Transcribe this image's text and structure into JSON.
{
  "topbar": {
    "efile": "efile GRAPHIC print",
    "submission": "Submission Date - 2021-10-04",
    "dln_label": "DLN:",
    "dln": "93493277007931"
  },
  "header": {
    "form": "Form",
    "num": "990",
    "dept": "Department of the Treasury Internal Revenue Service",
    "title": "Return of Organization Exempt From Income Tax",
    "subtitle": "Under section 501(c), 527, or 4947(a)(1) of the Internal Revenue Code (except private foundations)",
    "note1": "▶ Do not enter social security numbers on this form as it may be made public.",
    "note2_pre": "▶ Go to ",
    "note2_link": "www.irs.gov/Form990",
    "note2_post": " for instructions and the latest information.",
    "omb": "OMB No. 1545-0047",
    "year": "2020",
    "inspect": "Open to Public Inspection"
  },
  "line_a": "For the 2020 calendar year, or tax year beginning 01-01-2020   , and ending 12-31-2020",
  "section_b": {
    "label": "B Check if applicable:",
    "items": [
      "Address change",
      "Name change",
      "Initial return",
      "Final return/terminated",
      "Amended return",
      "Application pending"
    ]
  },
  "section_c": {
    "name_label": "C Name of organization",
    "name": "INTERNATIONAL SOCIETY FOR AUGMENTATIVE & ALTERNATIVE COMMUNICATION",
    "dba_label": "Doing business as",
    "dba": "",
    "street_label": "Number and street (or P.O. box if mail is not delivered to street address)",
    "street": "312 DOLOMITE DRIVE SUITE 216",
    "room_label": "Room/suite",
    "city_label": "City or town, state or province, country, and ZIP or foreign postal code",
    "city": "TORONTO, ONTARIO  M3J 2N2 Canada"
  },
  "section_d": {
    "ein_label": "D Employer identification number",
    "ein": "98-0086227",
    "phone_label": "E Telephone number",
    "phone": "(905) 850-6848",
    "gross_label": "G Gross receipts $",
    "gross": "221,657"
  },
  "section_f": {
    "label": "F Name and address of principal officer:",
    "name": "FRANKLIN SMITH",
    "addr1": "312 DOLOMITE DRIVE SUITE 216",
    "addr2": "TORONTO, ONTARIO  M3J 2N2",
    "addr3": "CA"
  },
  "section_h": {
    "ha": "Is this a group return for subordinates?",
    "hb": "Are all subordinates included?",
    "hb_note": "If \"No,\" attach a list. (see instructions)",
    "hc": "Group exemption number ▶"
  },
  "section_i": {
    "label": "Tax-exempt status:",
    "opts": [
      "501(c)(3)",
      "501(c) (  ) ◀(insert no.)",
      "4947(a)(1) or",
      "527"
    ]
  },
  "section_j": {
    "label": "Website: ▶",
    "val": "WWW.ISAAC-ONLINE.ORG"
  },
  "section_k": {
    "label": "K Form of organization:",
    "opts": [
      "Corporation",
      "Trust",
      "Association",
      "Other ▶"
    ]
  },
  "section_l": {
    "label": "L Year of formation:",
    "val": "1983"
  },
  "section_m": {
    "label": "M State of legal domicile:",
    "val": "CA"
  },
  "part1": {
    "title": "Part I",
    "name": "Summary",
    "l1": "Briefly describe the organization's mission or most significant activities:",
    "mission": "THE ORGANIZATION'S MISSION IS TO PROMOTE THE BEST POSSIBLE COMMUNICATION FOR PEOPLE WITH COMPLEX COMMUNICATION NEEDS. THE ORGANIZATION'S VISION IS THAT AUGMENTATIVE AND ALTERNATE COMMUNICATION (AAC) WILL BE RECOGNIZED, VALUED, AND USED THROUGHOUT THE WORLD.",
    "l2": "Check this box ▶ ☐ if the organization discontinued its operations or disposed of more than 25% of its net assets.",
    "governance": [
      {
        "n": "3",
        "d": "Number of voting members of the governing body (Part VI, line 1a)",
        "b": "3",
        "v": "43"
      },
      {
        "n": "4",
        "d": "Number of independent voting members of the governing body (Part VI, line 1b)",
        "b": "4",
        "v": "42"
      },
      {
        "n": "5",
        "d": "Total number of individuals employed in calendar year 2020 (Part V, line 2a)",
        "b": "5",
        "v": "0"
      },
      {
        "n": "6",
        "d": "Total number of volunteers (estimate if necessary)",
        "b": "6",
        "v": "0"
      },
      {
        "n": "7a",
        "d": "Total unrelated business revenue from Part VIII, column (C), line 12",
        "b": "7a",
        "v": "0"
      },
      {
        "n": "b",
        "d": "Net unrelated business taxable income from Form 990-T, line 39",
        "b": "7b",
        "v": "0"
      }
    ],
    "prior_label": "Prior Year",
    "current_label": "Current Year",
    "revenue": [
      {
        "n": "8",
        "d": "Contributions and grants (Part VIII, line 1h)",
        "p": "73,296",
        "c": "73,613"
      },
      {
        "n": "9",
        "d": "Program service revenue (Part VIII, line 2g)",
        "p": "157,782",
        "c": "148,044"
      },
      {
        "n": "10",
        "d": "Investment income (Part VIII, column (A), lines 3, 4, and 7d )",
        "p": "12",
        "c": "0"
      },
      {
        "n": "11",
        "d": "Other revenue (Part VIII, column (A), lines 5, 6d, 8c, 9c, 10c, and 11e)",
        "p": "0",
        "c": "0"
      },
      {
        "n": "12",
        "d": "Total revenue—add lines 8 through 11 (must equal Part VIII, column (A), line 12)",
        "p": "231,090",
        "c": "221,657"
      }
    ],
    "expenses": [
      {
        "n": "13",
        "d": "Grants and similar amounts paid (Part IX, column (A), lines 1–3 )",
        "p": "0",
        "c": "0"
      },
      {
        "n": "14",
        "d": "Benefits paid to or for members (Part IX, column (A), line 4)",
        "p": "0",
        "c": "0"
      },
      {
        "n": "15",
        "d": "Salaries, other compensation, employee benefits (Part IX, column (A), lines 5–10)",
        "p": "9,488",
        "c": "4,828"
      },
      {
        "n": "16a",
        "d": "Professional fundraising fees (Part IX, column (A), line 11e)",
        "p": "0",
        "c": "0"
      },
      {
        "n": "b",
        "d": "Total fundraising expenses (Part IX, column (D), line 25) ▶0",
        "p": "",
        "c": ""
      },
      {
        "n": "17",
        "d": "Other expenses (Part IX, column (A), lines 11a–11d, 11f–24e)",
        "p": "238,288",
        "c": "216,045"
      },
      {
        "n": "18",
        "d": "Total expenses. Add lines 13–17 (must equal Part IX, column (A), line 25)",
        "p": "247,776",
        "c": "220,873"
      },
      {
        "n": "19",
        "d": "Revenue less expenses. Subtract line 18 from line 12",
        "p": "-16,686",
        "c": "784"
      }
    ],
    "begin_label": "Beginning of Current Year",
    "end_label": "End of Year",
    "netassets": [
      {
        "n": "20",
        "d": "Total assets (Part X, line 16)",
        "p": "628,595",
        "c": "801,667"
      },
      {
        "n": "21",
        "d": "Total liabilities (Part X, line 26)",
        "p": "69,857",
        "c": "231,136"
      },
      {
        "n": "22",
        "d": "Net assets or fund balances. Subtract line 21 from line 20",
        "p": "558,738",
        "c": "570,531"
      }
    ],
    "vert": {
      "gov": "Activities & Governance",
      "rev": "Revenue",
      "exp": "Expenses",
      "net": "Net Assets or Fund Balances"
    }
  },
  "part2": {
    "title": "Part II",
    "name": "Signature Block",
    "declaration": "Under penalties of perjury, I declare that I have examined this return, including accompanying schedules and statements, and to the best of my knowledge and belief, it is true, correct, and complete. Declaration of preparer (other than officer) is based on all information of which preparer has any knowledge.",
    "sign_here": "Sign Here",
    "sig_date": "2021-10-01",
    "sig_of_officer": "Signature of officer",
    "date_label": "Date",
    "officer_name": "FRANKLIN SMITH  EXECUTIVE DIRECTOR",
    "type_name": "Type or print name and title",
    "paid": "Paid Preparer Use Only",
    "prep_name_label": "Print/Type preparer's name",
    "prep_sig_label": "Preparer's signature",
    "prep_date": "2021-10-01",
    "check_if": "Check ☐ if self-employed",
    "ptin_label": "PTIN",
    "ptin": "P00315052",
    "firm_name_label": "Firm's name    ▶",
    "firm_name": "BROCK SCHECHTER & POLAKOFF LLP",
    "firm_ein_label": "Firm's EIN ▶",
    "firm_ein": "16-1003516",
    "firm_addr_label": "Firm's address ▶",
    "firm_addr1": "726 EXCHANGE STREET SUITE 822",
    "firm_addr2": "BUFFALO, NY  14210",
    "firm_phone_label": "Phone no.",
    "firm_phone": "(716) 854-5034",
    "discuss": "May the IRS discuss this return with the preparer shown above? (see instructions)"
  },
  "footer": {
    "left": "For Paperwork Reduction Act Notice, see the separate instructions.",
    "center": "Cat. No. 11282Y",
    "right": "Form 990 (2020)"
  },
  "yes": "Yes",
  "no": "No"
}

=== Objective ===
Only lines that contain the word "subordinates" are wanted; copy each of them.

=== Expected output ===
    "ha": "Is this a group return for subordinates?",
    "hb": "Are all subordinates included?",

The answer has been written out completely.